→ **REQUIREMENTS**:
Each entry below is to be extracted exactly.

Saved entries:

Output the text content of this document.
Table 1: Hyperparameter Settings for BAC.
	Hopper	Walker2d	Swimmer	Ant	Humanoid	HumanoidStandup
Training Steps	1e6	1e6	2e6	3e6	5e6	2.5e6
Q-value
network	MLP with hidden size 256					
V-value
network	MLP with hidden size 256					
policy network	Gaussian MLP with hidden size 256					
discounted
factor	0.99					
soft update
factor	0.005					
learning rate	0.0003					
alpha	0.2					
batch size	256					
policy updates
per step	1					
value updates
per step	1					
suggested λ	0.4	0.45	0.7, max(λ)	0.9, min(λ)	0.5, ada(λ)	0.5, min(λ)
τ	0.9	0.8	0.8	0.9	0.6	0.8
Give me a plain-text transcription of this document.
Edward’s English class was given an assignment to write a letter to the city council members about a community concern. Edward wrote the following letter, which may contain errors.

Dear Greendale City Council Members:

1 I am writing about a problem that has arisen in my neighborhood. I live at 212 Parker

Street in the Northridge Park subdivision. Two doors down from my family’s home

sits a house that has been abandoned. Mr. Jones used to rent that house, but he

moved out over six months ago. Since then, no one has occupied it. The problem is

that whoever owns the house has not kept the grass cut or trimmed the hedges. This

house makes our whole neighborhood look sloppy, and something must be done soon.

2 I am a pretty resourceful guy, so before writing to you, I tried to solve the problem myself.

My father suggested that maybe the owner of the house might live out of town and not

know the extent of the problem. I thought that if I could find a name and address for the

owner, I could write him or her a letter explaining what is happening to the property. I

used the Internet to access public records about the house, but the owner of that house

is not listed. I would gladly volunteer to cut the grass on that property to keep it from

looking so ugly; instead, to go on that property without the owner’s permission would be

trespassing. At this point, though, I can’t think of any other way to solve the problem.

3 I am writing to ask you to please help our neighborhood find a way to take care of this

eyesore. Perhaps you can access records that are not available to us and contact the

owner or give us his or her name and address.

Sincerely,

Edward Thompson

→ **TASK SOLUTION**:
Output the text content of this document.
Table 1: Hyperparameter Settings for BAC.
	Hopper	Walker2d	Swimmer	Ant	Humanoid	HumanoidStandup
Training Steps	1e6	1e6	2e6	3e6	5e6	2.5e6
Q-value
network	MLP with hidden size 256					
V-value
network	MLP with hidden size 256					
policy network	Gaussian MLP with hidden size 256					
discounted
factor	0.99					
soft update
factor	0.005					
learning rate	0.0003					
alpha	0.2					
batch size	256					
policy updates
per step	1					
value updates
per step	1					
suggested λ	0.4	0.45	0.7, max(λ)	0.9, min(λ)	0.5, ada(λ)	0.5, min(λ)
τ	0.9	0.8	0.8	0.9	0.6	0.8
Give me a plain-text transcription of this document.
Edward’s English class was given an assignment to write a letter to the city council members about a community concern. Edward wrote the following letter, which may contain errors.

Dear Greendale City Council Members:

1 I am writing about a problem that has arisen in my neighborhood. I live at 212 Parker

Street in the Northridge Park subdivision. Two doors down from my family’s home

sits a house that has been abandoned. Mr. Jones used to rent that house, but he

moved out over six months ago. Since then, no one has occupied it. The problem is

that whoever owns the house has not kept the grass cut or trimmed the hedges. This

house makes our whole neighborhood look sloppy, and something must be done soon.

2 I am a pretty resourceful guy, so before writing to you, I tried to solve the problem myself.

My father suggested that maybe the owner of the house might live out of town and not

know the extent of the problem. I thought that if I could find a name and address for the

owner, I could write him or her a letter explaining what is happening to the property. I

used the Internet to access public records about the house, but the owner of that house

is not listed. I would gladly volunteer to cut the grass on that property to keep it from

looking so ugly; instead, to go on that property without the owner’s permission would be

trespassing. At this point, though, I can’t think of any other way to solve the problem.

3 I am writing to ask you to please help our neighborhood find a way to take care of this

eyesore. Perhaps you can access records that are not available to us and contact the

owner or give us his or her name and address.

Sincerely,

Edward Thompson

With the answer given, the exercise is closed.